__Set exercise__.
Output each line of the material exactly as it stands.

Lines of data:
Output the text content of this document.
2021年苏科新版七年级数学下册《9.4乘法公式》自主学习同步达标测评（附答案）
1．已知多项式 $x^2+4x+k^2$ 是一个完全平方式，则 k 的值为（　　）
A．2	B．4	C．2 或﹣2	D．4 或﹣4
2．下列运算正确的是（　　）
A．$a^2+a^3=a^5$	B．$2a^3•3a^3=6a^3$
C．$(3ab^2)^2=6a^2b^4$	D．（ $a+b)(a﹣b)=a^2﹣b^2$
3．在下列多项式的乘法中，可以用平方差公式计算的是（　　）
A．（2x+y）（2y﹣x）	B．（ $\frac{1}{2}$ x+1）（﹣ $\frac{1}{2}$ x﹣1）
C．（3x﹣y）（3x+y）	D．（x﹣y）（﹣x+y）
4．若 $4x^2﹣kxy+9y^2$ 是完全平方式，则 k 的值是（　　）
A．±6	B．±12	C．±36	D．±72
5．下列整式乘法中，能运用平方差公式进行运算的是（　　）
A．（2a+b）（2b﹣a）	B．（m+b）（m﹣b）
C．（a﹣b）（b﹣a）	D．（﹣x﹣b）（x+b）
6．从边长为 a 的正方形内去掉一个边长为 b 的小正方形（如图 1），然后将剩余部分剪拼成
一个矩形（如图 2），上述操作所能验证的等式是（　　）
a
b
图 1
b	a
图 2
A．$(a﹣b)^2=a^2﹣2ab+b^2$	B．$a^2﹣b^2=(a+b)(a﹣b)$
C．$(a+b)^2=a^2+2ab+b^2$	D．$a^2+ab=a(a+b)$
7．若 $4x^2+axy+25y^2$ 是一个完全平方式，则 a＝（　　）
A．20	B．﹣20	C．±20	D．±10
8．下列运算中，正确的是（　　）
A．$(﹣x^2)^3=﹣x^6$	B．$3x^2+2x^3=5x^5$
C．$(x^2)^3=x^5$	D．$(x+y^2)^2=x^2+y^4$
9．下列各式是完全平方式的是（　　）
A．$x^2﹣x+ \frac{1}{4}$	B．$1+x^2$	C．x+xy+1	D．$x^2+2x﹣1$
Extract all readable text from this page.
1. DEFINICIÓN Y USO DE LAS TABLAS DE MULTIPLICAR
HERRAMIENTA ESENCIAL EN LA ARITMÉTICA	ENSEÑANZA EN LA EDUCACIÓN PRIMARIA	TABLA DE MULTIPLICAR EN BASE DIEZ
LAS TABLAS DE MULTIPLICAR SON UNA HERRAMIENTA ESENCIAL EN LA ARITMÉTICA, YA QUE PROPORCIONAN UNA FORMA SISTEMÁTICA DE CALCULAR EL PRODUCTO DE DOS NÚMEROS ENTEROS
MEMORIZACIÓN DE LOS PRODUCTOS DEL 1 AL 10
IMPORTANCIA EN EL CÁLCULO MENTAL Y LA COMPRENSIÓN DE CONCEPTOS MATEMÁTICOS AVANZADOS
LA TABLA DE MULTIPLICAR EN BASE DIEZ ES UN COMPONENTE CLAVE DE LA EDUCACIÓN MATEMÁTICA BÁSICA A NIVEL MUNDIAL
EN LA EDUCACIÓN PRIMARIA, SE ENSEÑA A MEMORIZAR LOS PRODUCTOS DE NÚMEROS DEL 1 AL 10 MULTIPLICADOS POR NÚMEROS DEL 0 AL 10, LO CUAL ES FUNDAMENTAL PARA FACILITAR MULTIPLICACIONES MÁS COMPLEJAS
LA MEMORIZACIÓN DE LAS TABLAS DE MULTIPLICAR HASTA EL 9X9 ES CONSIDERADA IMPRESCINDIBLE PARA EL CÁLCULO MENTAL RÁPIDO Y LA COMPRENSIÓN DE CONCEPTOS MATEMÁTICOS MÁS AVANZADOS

__Completed exercise__.
Output the text content of this document.
2021年苏科新版七年级数学下册《9.4乘法公式》自主学习同步达标测评（附答案）
1．已知多项式 $x^2+4x+k^2$ 是一个完全平方式，则 k 的值为（　　）
A．2	B．4	C．2 或﹣2	D．4 或﹣4
2．下列运算正确的是（　　）
A．$a^2+a^3=a^5$	B．$2a^3•3a^3=6a^3$
C．$(3ab^2)^2=6a^2b^4$	D．（ $a+b)(a﹣b)=a^2﹣b^2$
3．在下列多项式的乘法中，可以用平方差公式计算的是（　　）
A．（2x+y）（2y﹣x）	B．（ $\frac{1}{2}$ x+1）（﹣ $\frac{1}{2}$ x﹣1）
C．（3x﹣y）（3x+y）	D．（x﹣y）（﹣x+y）
4．若 $4x^2﹣kxy+9y^2$ 是完全平方式，则 k 的值是（　　）
A．±6	B．±12	C．±36	D．±72
5．下列整式乘法中，能运用平方差公式进行运算的是（　　）
A．（2a+b）（2b﹣a）	B．（m+b）（m﹣b）
C．（a﹣b）（b﹣a）	D．（﹣x﹣b）（x+b）
6．从边长为 a 的正方形内去掉一个边长为 b 的小正方形（如图 1），然后将剩余部分剪拼成
一个矩形（如图 2），上述操作所能验证的等式是（　　）
a
b
图 1
b	a
图 2
A．$(a﹣b)^2=a^2﹣2ab+b^2$	B．$a^2﹣b^2=(a+b)(a﹣b)$
C．$(a+b)^2=a^2+2ab+b^2$	D．$a^2+ab=a(a+b)$
7．若 $4x^2+axy+25y^2$ 是一个完全平方式，则 a＝（　　）
A．20	B．﹣20	C．±20	D．±10
8．下列运算中，正确的是（　　）
A．$(﹣x^2)^3=﹣x^6$	B．$3x^2+2x^3=5x^5$
C．$(x^2)^3=x^5$	D．$(x+y^2)^2=x^2+y^4$
9．下列各式是完全平方式的是（　　）
A．$x^2﹣x+ \frac{1}{4}$	B．$1+x^2$	C．x+xy+1	D．$x^2+2x﹣1$
Extract all readable text from this page.
1. DEFINICIÓN Y USO DE LAS TABLAS DE MULTIPLICAR
HERRAMIENTA ESENCIAL EN LA ARITMÉTICA	ENSEÑANZA EN LA EDUCACIÓN PRIMARIA	TABLA DE MULTIPLICAR EN BASE DIEZ
LAS TABLAS DE MULTIPLICAR SON UNA HERRAMIENTA ESENCIAL EN LA ARITMÉTICA, YA QUE PROPORCIONAN UNA FORMA SISTEMÁTICA DE CALCULAR EL PRODUCTO DE DOS NÚMEROS ENTEROS
MEMORIZACIÓN DE LOS PRODUCTOS DEL 1 AL 10
IMPORTANCIA EN EL CÁLCULO MENTAL Y LA COMPRENSIÓN DE CONCEPTOS MATEMÁTICOS AVANZADOS
LA TABLA DE MULTIPLICAR EN BASE DIEZ ES UN COMPONENTE CLAVE DE LA EDUCACIÓN MATEMÁTICA BÁSICA A NIVEL MUNDIAL
EN LA EDUCACIÓN PRIMARIA, SE ENSEÑA A MEMORIZAR LOS PRODUCTOS DE NÚMEROS DEL 1 AL 10 MULTIPLICADOS POR NÚMEROS DEL 0 AL 10, LO CUAL ES FUNDAMENTAL PARA FACILITAR MULTIPLICACIONES MÁS COMPLEJAS
LA MEMORIZACIÓN DE LAS TABLAS DE MULTIPLICAR HASTA EL 9X9 ES CONSIDERADA IMPRESCINDIBLE PARA EL CÁLCULO MENTAL RÁPIDO Y LA COMPRENSIÓN DE CONCEPTOS MATEMÁTICOS MÁS AVANZADOS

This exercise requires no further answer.